◆ Task objective ◆
Extract all of the entries and set them down verbatim.

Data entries
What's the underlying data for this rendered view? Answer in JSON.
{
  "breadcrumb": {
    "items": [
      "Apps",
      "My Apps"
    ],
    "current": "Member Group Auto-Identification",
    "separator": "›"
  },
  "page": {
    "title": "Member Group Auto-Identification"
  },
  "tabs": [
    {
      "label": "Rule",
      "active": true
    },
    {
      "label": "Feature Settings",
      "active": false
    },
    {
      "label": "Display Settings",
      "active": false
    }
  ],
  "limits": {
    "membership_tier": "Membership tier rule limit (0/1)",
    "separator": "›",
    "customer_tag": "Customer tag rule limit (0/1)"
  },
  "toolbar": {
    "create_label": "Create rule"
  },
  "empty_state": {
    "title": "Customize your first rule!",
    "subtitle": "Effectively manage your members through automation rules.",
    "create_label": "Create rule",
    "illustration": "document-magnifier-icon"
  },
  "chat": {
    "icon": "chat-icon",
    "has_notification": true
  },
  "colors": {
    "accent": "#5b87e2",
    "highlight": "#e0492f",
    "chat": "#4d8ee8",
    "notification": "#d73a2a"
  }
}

◆ In response ◆
What's the underlying data for this rendered view? Answer in JSON.
{
  "breadcrumb": {
    "items": [
      "Apps",
      "My Apps"
    ],
    "current": "Member Group Auto-Identification",
    "separator": "›"
  },
  "page": {
    "title": "Member Group Auto-Identification"
  },
  "tabs": [
    {
      "label": "Rule",
      "active": true
    },
    {
      "label": "Feature Settings",
      "active": false
    },
    {
      "label": "Display Settings",
      "active": false
    }
  ],
  "limits": {
    "membership_tier": "Membership tier rule limit (0/1)",
    "separator": "›",
    "customer_tag": "Customer tag rule limit (0/1)"
  },
  "toolbar": {
    "create_label": "Create rule"
  },
  "empty_state": {
    "title": "Customize your first rule!",
    "subtitle": "Effectively manage your members through automation rules.",
    "create_label": "Create rule",
    "illustration": "document-magnifier-icon"
  },
  "chat": {
    "icon": "chat-icon",
    "has_notification": true
  },
  "colors": {
    "accent": "#5b87e2",
    "highlight": "#e0492f",
    "chat": "#4d8ee8",
    "notification": "#d73a2a"
  }
}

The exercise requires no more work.